start Exercise material

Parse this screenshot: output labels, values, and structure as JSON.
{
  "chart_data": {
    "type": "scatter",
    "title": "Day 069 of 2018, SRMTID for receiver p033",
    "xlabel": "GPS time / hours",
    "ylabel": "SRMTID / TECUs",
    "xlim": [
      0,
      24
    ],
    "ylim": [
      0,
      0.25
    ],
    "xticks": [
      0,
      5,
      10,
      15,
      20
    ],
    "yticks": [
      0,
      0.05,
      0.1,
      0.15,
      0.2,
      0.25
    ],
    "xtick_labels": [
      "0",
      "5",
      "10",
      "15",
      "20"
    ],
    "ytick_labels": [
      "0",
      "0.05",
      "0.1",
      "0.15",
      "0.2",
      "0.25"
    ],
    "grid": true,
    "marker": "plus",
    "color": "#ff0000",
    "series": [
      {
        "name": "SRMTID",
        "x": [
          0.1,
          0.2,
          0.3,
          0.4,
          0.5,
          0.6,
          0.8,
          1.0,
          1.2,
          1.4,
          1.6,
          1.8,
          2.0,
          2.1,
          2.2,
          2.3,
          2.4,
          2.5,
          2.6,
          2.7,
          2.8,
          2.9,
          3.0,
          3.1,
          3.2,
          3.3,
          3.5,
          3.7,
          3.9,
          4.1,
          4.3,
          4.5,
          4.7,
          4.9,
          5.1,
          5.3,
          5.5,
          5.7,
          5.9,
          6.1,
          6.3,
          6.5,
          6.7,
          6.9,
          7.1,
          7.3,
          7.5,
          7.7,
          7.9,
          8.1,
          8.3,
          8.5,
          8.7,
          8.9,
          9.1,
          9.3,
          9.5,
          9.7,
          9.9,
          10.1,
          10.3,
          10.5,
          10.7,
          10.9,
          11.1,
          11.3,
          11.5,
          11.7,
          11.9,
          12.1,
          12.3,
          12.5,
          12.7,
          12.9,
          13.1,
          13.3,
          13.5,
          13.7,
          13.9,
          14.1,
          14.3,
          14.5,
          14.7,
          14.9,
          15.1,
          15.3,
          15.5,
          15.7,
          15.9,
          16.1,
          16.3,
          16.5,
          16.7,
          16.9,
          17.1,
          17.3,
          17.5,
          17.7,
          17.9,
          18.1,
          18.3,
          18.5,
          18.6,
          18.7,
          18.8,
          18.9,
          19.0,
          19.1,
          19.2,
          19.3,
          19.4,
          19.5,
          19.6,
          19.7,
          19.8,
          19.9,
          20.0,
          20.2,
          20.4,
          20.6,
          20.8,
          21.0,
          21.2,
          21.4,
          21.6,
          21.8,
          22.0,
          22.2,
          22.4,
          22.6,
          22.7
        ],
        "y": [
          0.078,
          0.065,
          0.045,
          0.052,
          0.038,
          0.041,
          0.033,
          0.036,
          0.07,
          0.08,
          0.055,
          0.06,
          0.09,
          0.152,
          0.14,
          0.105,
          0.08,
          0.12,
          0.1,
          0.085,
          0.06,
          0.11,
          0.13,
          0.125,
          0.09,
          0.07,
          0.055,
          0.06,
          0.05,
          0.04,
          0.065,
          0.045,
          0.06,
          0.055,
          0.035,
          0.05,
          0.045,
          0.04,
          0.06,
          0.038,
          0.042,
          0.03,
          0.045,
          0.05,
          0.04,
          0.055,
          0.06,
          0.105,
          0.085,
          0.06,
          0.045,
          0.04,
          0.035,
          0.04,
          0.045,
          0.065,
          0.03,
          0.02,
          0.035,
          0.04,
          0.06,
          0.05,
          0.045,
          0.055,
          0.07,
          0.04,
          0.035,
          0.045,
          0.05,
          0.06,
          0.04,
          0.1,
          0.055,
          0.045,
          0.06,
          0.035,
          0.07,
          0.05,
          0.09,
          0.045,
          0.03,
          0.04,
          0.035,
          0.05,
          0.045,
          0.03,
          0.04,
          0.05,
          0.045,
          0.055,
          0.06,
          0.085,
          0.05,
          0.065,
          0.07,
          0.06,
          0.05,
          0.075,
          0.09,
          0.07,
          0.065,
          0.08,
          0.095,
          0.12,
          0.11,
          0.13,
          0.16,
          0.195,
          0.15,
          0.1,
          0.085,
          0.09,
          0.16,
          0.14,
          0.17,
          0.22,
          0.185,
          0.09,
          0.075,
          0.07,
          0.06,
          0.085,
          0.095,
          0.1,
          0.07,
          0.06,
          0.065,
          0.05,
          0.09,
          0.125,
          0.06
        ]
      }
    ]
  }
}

end Exercise material

Required work »
Return the material in full, exactly as shown.

Worked answer »
Parse this screenshot: output labels, values, and structure as JSON.
{
  "chart_data": {
    "type": "scatter",
    "title": "Day 069 of 2018, SRMTID for receiver p033",
    "xlabel": "GPS time / hours",
    "ylabel": "SRMTID / TECUs",
    "xlim": [
      0,
      24
    ],
    "ylim": [
      0,
      0.25
    ],
    "xticks": [
      0,
      5,
      10,
      15,
      20
    ],
    "yticks": [
      0,
      0.05,
      0.1,
      0.15,
      0.2,
      0.25
    ],
    "xtick_labels": [
      "0",
      "5",
      "10",
      "15",
      "20"
    ],
    "ytick_labels": [
      "0",
      "0.05",
      "0.1",
      "0.15",
      "0.2",
      "0.25"
    ],
    "grid": true,
    "marker": "plus",
    "color": "#ff0000",
    "series": [
      {
        "name": "SRMTID",
        "x": [
          0.1,
          0.2,
          0.3,
          0.4,
          0.5,
          0.6,
          0.8,
          1.0,
          1.2,
          1.4,
          1.6,
          1.8,
          2.0,
          2.1,
          2.2,
          2.3,
          2.4,
          2.5,
          2.6,
          2.7,
          2.8,
          2.9,
          3.0,
          3.1,
          3.2,
          3.3,
          3.5,
          3.7,
          3.9,
          4.1,
          4.3,
          4.5,
          4.7,
          4.9,
          5.1,
          5.3,
          5.5,
          5.7,
          5.9,
          6.1,
          6.3,
          6.5,
          6.7,
          6.9,
          7.1,
          7.3,
          7.5,
          7.7,
          7.9,
          8.1,
          8.3,
          8.5,
          8.7,
          8.9,
          9.1,
          9.3,
          9.5,
          9.7,
          9.9,
          10.1,
          10.3,
          10.5,
          10.7,
          10.9,
          11.1,
          11.3,
          11.5,
          11.7,
          11.9,
          12.1,
          12.3,
          12.5,
          12.7,
          12.9,
          13.1,
          13.3,
          13.5,
          13.7,
          13.9,
          14.1,
          14.3,
          14.5,
          14.7,
          14.9,
          15.1,
          15.3,
          15.5,
          15.7,
          15.9,
          16.1,
          16.3,
          16.5,
          16.7,
          16.9,
          17.1,
          17.3,
          17.5,
          17.7,
          17.9,
          18.1,
          18.3,
          18.5,
          18.6,
          18.7,
          18.8,
          18.9,
          19.0,
          19.1,
          19.2,
          19.3,
          19.4,
          19.5,
          19.6,
          19.7,
          19.8,
          19.9,
          20.0,
          20.2,
          20.4,
          20.6,
          20.8,
          21.0,
          21.2,
          21.4,
          21.6,
          21.8,
          22.0,
          22.2,
          22.4,
          22.6,
          22.7
        ],
        "y": [
          0.078,
          0.065,
          0.045,
          0.052,
          0.038,
          0.041,
          0.033,
          0.036,
          0.07,
          0.08,
          0.055,
          0.06,
          0.09,
          0.152,
          0.14,
          0.105,
          0.08,
          0.12,
          0.1,
          0.085,
          0.06,
          0.11,
          0.13,
          0.125,
          0.09,
          0.07,
          0.055,
          0.06,
          0.05,
          0.04,
          0.065,
          0.045,
          0.06,
          0.055,
          0.035,
          0.05,
          0.045,
          0.04,
          0.06,
          0.038,
          0.042,
          0.03,
          0.045,
          0.05,
          0.04,
          0.055,
          0.06,
          0.105,
          0.085,
          0.06,
          0.045,
          0.04,
          0.035,
          0.04,
          0.045,
          0.065,
          0.03,
          0.02,
          0.035,
          0.04,
          0.06,
          0.05,
          0.045,
          0.055,
          0.07,
          0.04,
          0.035,
          0.045,
          0.05,
          0.06,
          0.04,
          0.1,
          0.055,
          0.045,
          0.06,
          0.035,
          0.07,
          0.05,
          0.09,
          0.045,
          0.03,
          0.04,
          0.035,
          0.05,
          0.045,
          0.03,
          0.04,
          0.05,
          0.045,
          0.055,
          0.06,
          0.085,
          0.05,
          0.065,
          0.07,
          0.06,
          0.05,
          0.075,
          0.09,
          0.07,
          0.065,
          0.08,
          0.095,
          0.12,
          0.11,
          0.13,
          0.16,
          0.195,
          0.15,
          0.1,
          0.085,
          0.09,
          0.16,
          0.14,
          0.17,
          0.22,
          0.185,
          0.09,
          0.075,
          0.07,
          0.06,
          0.085,
          0.095,
          0.1,
          0.07,
          0.06,
          0.065,
          0.05,
          0.09,
          0.125,
          0.06
        ]
      }
    ]
  }
}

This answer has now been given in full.